DIRECTIVE:
Each line that holds the word "white" is to be identified and copied.

STORED DATA:
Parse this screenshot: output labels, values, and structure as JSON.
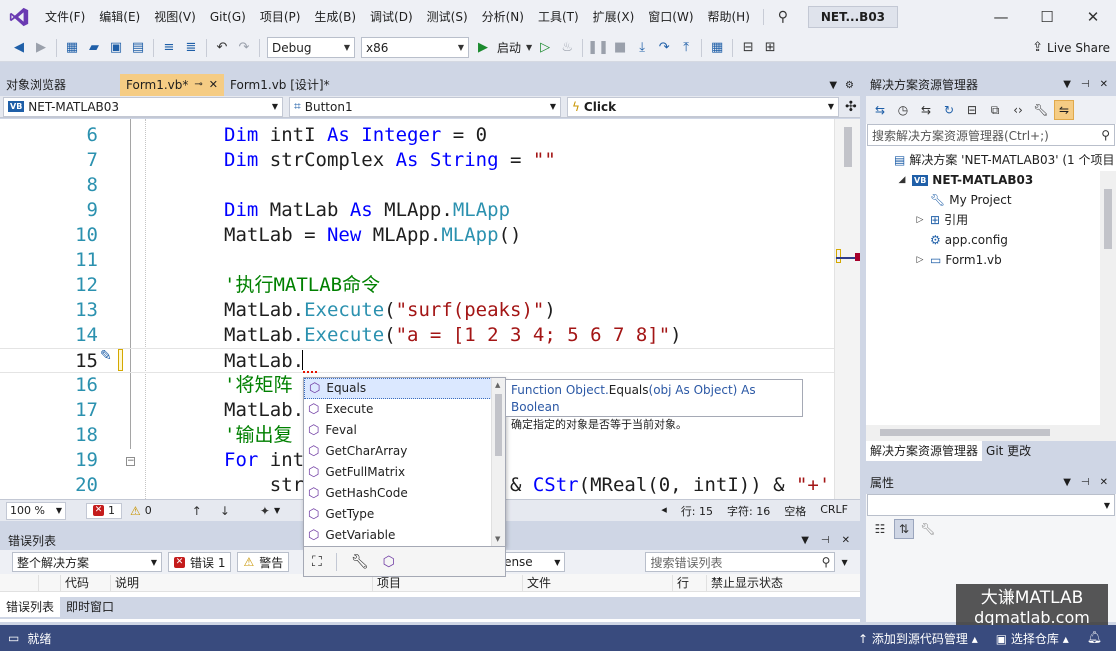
{
  "menubar": {
    "items": [
      "文件(F)",
      "编辑(E)",
      "视图(V)",
      "Git(G)",
      "项目(P)",
      "生成(B)",
      "调试(D)",
      "测试(S)",
      "分析(N)",
      "工具(T)",
      "扩展(X)",
      "窗口(W)",
      "帮助(H)"
    ],
    "solution_badge": "NET...B03"
  },
  "toolbar": {
    "config": "Debug",
    "platform": "x86",
    "start_label": "启动",
    "live_share": "Live Share"
  },
  "doc_tabs": {
    "left_panel": "对象浏览器",
    "active": "Form1.vb*",
    "pin_glyph": "⊸",
    "design": "Form1.vb [设计]*"
  },
  "nav": {
    "project": "NET-MATLAB03",
    "object": "Button1",
    "event": "Click"
  },
  "code_lines": [
    {
      "num": "6",
      "parts": [
        [
          "kw",
          "Dim "
        ],
        [
          "",
          "intI "
        ],
        [
          "kw",
          "As Integer"
        ],
        [
          "",
          " = 0"
        ]
      ]
    },
    {
      "num": "7",
      "parts": [
        [
          "kw",
          "Dim "
        ],
        [
          "",
          "strComplex "
        ],
        [
          "kw",
          "As String"
        ],
        [
          "",
          " = "
        ],
        [
          "str",
          "\"\""
        ]
      ]
    },
    {
      "num": "8",
      "parts": []
    },
    {
      "num": "9",
      "parts": [
        [
          "kw",
          "Dim "
        ],
        [
          "",
          "MatLab "
        ],
        [
          "kw",
          "As "
        ],
        [
          "",
          "MLApp."
        ],
        [
          "ty",
          "MLApp"
        ]
      ]
    },
    {
      "num": "10",
      "parts": [
        [
          "",
          "MatLab = "
        ],
        [
          "kw",
          "New "
        ],
        [
          "",
          "MLApp."
        ],
        [
          "ty",
          "MLApp"
        ],
        [
          "",
          "()"
        ]
      ]
    },
    {
      "num": "11",
      "parts": []
    },
    {
      "num": "12",
      "parts": [
        [
          "cm",
          "'执行MATLAB命令"
        ]
      ]
    },
    {
      "num": "13",
      "parts": [
        [
          "",
          "MatLab."
        ],
        [
          "ty",
          "Execute"
        ],
        [
          "",
          "("
        ],
        [
          "str",
          "\"surf(peaks)\""
        ],
        [
          "",
          ")"
        ]
      ]
    },
    {
      "num": "14",
      "parts": [
        [
          "",
          "MatLab."
        ],
        [
          "ty",
          "Execute"
        ],
        [
          "",
          "("
        ],
        [
          "str",
          "\"a = [1 2 3 4; 5 6 7 8]\""
        ],
        [
          "",
          ")"
        ]
      ]
    },
    {
      "num": "15",
      "parts": [
        [
          "",
          "MatLab."
        ]
      ]
    },
    {
      "num": "16",
      "parts": [
        [
          "cm",
          "'将矩阵"
        ]
      ]
    },
    {
      "num": "17",
      "parts": [
        [
          "",
          "MatLab."
        ]
      ]
    },
    {
      "num": "18",
      "parts": [
        [
          "cm",
          "'输出复"
        ]
      ]
    },
    {
      "num": "19",
      "parts": [
        [
          "kw",
          "For "
        ],
        [
          "",
          "int"
        ]
      ]
    },
    {
      "num": "20",
      "parts": [
        [
          "",
          "    str                x & "
        ],
        [
          "kw",
          "CStr"
        ],
        [
          "",
          "(MReal(0, intI)) & "
        ],
        [
          "str",
          "\"+'"
        ]
      ]
    }
  ],
  "intellisense": {
    "items": [
      "Equals",
      "Execute",
      "Feval",
      "GetCharArray",
      "GetFullMatrix",
      "GetHashCode",
      "GetType",
      "GetVariable"
    ],
    "selected_index": 0,
    "tooltip_prefix": "Function Object.",
    "tooltip_method": "Equals",
    "tooltip_suffix": "(obj As Object) As Boolean",
    "tooltip_desc": "确定指定的对象是否等于当前对象。"
  },
  "editor_status": {
    "zoom": "100 %",
    "errors": "1",
    "warnings": "0",
    "line": "行: 15",
    "col": "字符: 16",
    "space": "空格",
    "eol": "CRLF"
  },
  "error_list": {
    "title": "错误列表",
    "scope": "整个解决方案",
    "errors_btn": "错误 1",
    "warnings_btn": "警告",
    "build_combo": "Sense",
    "search_placeholder": "搜索错误列表",
    "cols": [
      "代码",
      "说明",
      "项目",
      "文件",
      "行",
      "禁止显示状态"
    ],
    "tabs": [
      "错误列表",
      "即时窗口"
    ]
  },
  "solution_explorer": {
    "title": "解决方案资源管理器",
    "search_placeholder": "搜索解决方案资源管理器(Ctrl+;)",
    "tree": [
      {
        "label": "解决方案 'NET-MATLAB03' (1 个项目",
        "level": 0,
        "exp": "",
        "icon": "sln"
      },
      {
        "label": "NET-MATLAB03",
        "level": 1,
        "exp": "◢",
        "icon": "vb",
        "bold": true
      },
      {
        "label": "My Project",
        "level": 2,
        "exp": "",
        "icon": "wrench"
      },
      {
        "label": "引用",
        "level": 2,
        "exp": "▷",
        "icon": "ref"
      },
      {
        "label": "app.config",
        "level": 2,
        "exp": "",
        "icon": "config"
      },
      {
        "label": "Form1.vb",
        "level": 2,
        "exp": "▷",
        "icon": "form"
      }
    ],
    "tabs": [
      "解决方案资源管理器",
      "Git 更改"
    ]
  },
  "properties": {
    "title": "属性"
  },
  "watermark": {
    "line1": "大谦MATLAB",
    "line2": "dqmatlab.com"
  },
  "statusbar": {
    "ready": "就绪",
    "source_control": "添加到源代码管理",
    "repo": "选择仓库"
  },
  "colors": {
    "accent_tab": "#f5cc84",
    "statusbar": "#394b7e",
    "keyword": "#0000ff",
    "string": "#a31515",
    "comment": "#008000",
    "type": "#2b91af"
  }
}
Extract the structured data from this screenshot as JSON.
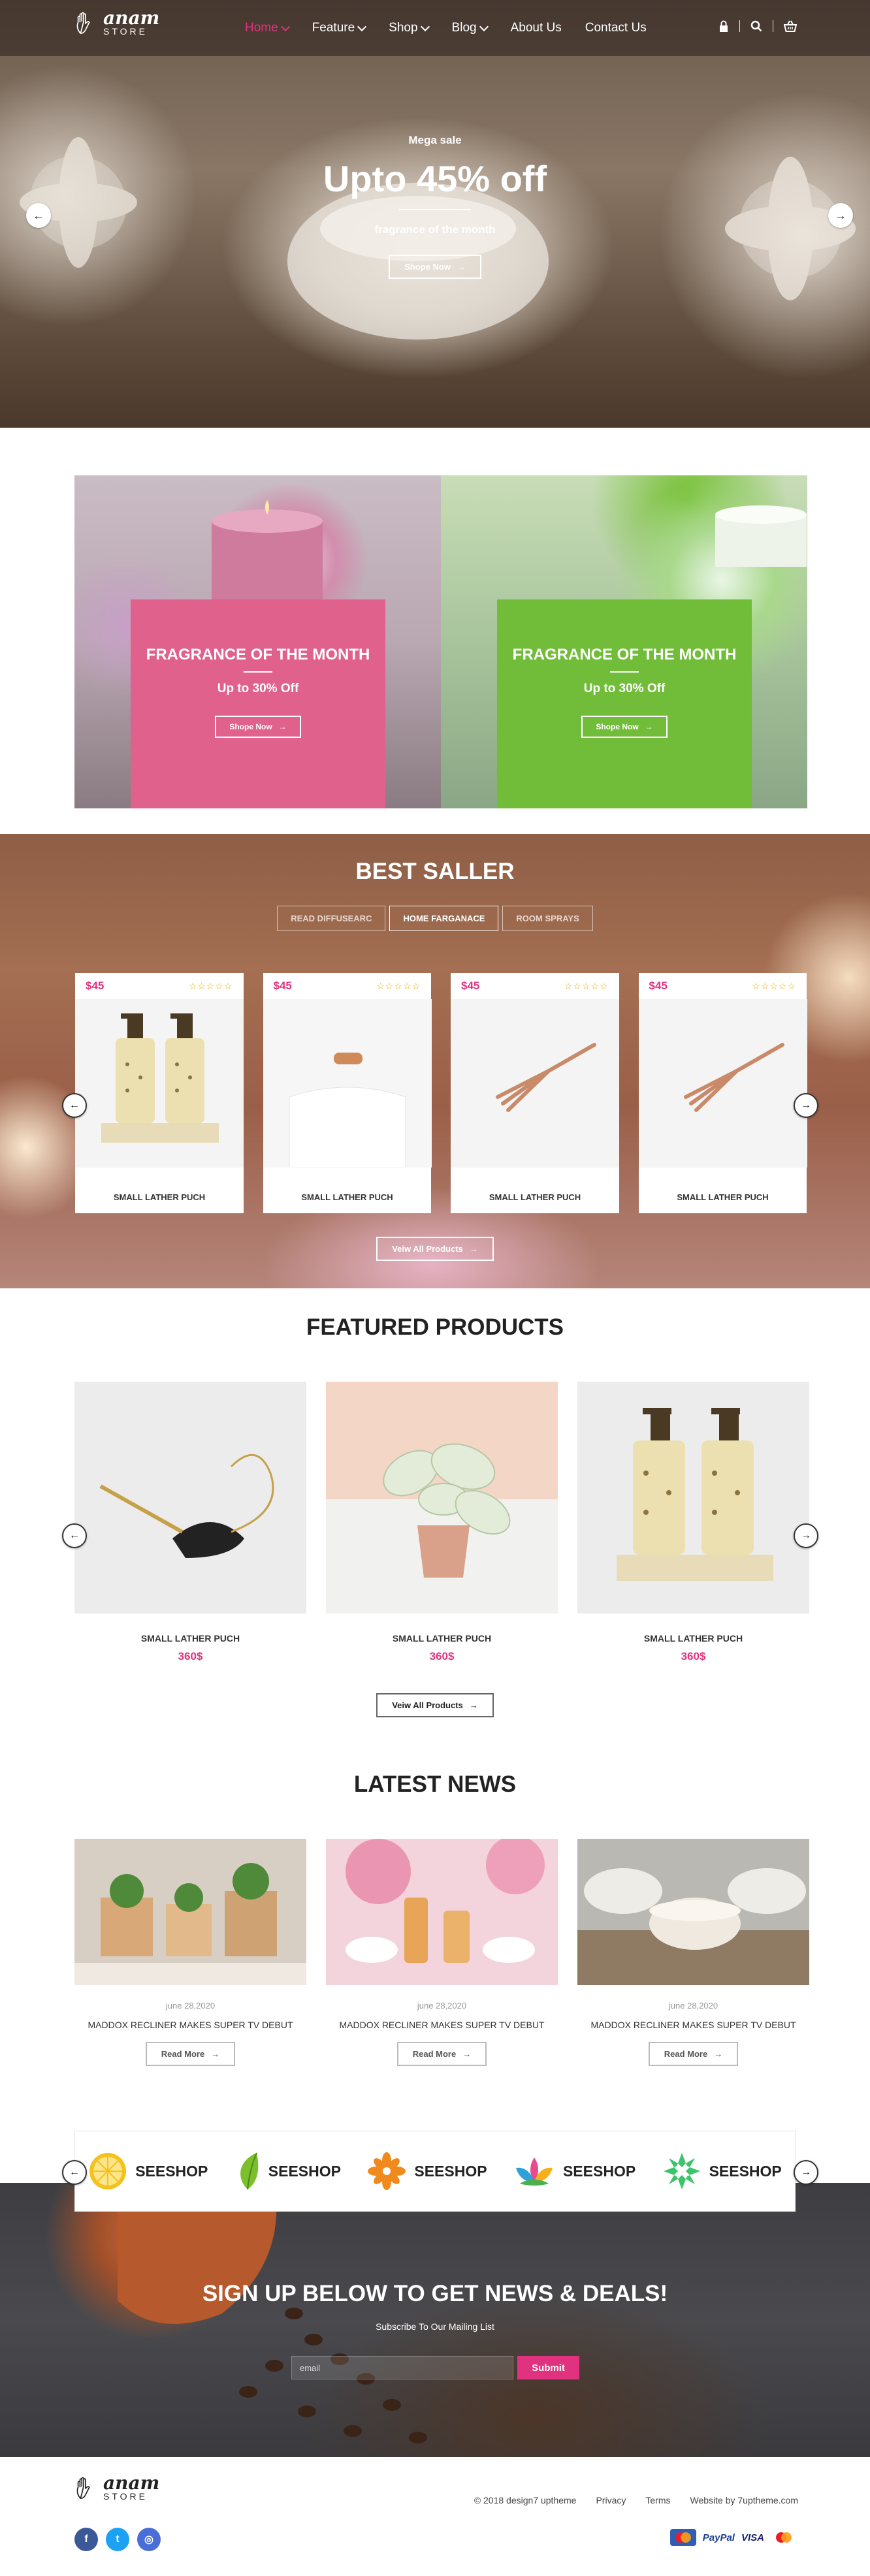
{
  "brand": {
    "name": "anam",
    "sub": "STORE"
  },
  "nav": {
    "items": [
      {
        "label": "Home",
        "dropdown": true,
        "active": true
      },
      {
        "label": "Feature",
        "dropdown": true
      },
      {
        "label": "Shop",
        "dropdown": true
      },
      {
        "label": "Blog",
        "dropdown": true
      },
      {
        "label": "About Us",
        "dropdown": false
      },
      {
        "label": "Contact Us",
        "dropdown": false
      }
    ],
    "icons": [
      "lock-icon",
      "search-icon",
      "basket-icon"
    ]
  },
  "hero": {
    "kicker": "Mega sale",
    "title": "Upto 45% off",
    "subtitle": "fragrance of the month",
    "button": "Shope Now"
  },
  "promos": [
    {
      "title": "FRAGRANCE OF THE MONTH",
      "offer": "Up to 30% Off",
      "button": "Shope Now",
      "color": "#e0618c"
    },
    {
      "title": "FRAGRANCE OF THE MONTH",
      "offer": "Up to 30% Off",
      "button": "Shope Now",
      "color": "#71bd3a"
    }
  ],
  "best_seller": {
    "title": "BEST SALLER",
    "tabs": [
      "READ DIFFUSEARC",
      "HOME FARGANACE",
      "ROOM SPRAYS"
    ],
    "products": [
      {
        "price": "$45",
        "name": "SMALL LATHER PUCH",
        "image": "soap-bottles"
      },
      {
        "price": "$45",
        "name": "SMALL LATHER PUCH",
        "image": "white-jar"
      },
      {
        "price": "$45",
        "name": "SMALL LATHER PUCH",
        "image": "copper-fork"
      },
      {
        "price": "$45",
        "name": "SMALL LATHER PUCH",
        "image": "copper-fork"
      }
    ],
    "button": "Veiw All Products"
  },
  "featured": {
    "title": "FEATURED PRODUCTS",
    "products": [
      {
        "name": "SMALL LATHER PUCH",
        "price": "360$",
        "image": "watering-can"
      },
      {
        "name": "SMALL LATHER PUCH",
        "price": "360$",
        "image": "plant-pot"
      },
      {
        "name": "SMALL LATHER PUCH",
        "price": "360$",
        "image": "soap-bottles"
      }
    ],
    "button": "Veiw All Products"
  },
  "news": {
    "title": "LATEST NEWS",
    "posts": [
      {
        "date": "june 28,2020",
        "title": "MADDOX RECLINER MAKES SUPER TV DEBUT",
        "button": "Read More",
        "image": "succulents"
      },
      {
        "date": "june 28,2020",
        "title": "MADDOX RECLINER MAKES SUPER TV DEBUT",
        "button": "Read More",
        "image": "oil-bottles"
      },
      {
        "date": "june 28,2020",
        "title": "MADDOX RECLINER MAKES SUPER TV DEBUT",
        "button": "Read More",
        "image": "white-candles"
      }
    ]
  },
  "brands": [
    {
      "name": "SEESHOP",
      "icon": "lemon-icon"
    },
    {
      "name": "SEESHOP",
      "icon": "leaf-icon"
    },
    {
      "name": "SEESHOP",
      "icon": "flower-icon"
    },
    {
      "name": "SEESHOP",
      "icon": "lotus-icon"
    },
    {
      "name": "SEESHOP",
      "icon": "green-flower-icon"
    }
  ],
  "signup": {
    "title": "SIGN UP BELOW TO GET NEWS & DEALS!",
    "subtitle": "Subscribe To Our Mailing List",
    "placeholder": "email",
    "button": "Submit"
  },
  "footer": {
    "copyright": "© 2018 design7 uptheme",
    "links": [
      "Privacy",
      "Terms"
    ],
    "credit": "Website by 7uptheme.com",
    "payments": [
      "mastercard-icon",
      "PayPal",
      "VISA",
      "mastercard-icon"
    ]
  },
  "colors": {
    "accent": "#e0327f",
    "pink": "#e0618c",
    "green": "#71bd3a"
  }
}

ANSWER TO THIS TASK:
        "image": "white-jar"
        "image": "white-candles"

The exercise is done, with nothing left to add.